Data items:
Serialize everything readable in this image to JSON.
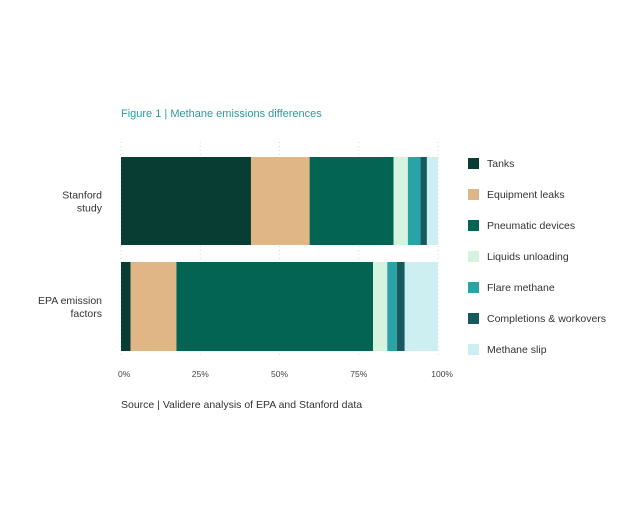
{
  "figure_title": "Figure 1 | Methane emissions differences",
  "source_note": "Source | Validere analysis of EPA and Stanford data",
  "chart_data": {
    "type": "bar",
    "orientation": "horizontal",
    "stacked": true,
    "normalized_percent": true,
    "categories": [
      "Stanford study",
      "EPA emission factors"
    ],
    "category_lines": [
      [
        "Stanford",
        "study"
      ],
      [
        "EPA emission",
        "factors"
      ]
    ],
    "series": [
      {
        "name": "Tanks",
        "color": "#073d33",
        "values": [
          41,
          3
        ]
      },
      {
        "name": "Equipment leaks",
        "color": "#e0b687",
        "values": [
          18.5,
          14.5
        ]
      },
      {
        "name": "Pneumatic devices",
        "color": "#046453",
        "values": [
          26.5,
          62
        ]
      },
      {
        "name": "Liquids unloading",
        "color": "#d5f3df",
        "values": [
          4.5,
          4.5
        ]
      },
      {
        "name": "Flare methane",
        "color": "#2aa3a6",
        "values": [
          4,
          3
        ]
      },
      {
        "name": "Completions & workovers",
        "color": "#165a5e",
        "values": [
          2,
          2.5
        ]
      },
      {
        "name": "Methane slip",
        "color": "#cdeff2",
        "values": [
          3.5,
          10.5
        ]
      }
    ],
    "x_ticks": [
      "0%",
      "25%",
      "50%",
      "75%",
      "100%"
    ],
    "xlim": [
      0,
      100
    ],
    "grid": "vertical dotted",
    "legend_position": "right"
  }
}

Task to carry out:
Search the data above for the string "color" and return every line that has it.

Written response:
        "color": "#073d33",
        "color": "#e0b687",
        "color": "#046453",
        "color": "#d5f3df",
        "color": "#2aa3a6",
        "color": "#165a5e",
        "color": "#cdeff2",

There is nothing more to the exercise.